**WRITTEN EXERCISE**.
Every entry below must appear again, exactly as written.
####################
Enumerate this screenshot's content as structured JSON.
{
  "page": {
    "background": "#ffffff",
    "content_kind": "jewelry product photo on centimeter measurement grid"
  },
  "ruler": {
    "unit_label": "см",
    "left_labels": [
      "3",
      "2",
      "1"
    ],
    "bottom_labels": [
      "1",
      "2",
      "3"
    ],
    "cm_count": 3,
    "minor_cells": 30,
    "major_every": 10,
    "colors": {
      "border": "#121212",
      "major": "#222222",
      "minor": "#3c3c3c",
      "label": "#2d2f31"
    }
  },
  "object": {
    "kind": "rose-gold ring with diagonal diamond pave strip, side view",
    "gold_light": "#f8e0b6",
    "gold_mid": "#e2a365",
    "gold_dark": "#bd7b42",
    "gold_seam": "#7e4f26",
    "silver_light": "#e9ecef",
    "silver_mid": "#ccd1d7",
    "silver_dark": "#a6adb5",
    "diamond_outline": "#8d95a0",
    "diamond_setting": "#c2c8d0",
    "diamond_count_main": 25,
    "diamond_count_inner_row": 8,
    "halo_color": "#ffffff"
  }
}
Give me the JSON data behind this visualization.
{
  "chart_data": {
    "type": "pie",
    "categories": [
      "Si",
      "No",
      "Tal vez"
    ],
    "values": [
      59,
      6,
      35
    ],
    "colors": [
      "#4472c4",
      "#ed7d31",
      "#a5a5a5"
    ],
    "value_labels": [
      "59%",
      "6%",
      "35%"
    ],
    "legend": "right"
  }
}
####################
**TASK SOLUTION**.
Enumerate this screenshot's content as structured JSON.
{
  "page": {
    "background": "#ffffff",
    "content_kind": "jewelry product photo on centimeter measurement grid"
  },
  "ruler": {
    "unit_label": "см",
    "left_labels": [
      "3",
      "2",
      "1"
    ],
    "bottom_labels": [
      "1",
      "2",
      "3"
    ],
    "cm_count": 3,
    "minor_cells": 30,
    "major_every": 10,
    "colors": {
      "border": "#121212",
      "major": "#222222",
      "minor": "#3c3c3c",
      "label": "#2d2f31"
    }
  },
  "object": {
    "kind": "rose-gold ring with diagonal diamond pave strip, side view",
    "gold_light": "#f8e0b6",
    "gold_mid": "#e2a365",
    "gold_dark": "#bd7b42",
    "gold_seam": "#7e4f26",
    "silver_light": "#e9ecef",
    "silver_mid": "#ccd1d7",
    "silver_dark": "#a6adb5",
    "diamond_outline": "#8d95a0",
    "diamond_setting": "#c2c8d0",
    "diamond_count_main": 25,
    "diamond_count_inner_row": 8,
    "halo_color": "#ffffff"
  }
}
Give me the JSON data behind this visualization.
{
  "chart_data": {
    "type": "pie",
    "categories": [
      "Si",
      "No",
      "Tal vez"
    ],
    "values": [
      59,
      6,
      35
    ],
    "colors": [
      "#4472c4",
      "#ed7d31",
      "#a5a5a5"
    ],
    "value_labels": [
      "59%",
      "6%",
      "35%"
    ],
    "legend": "right"
  }
}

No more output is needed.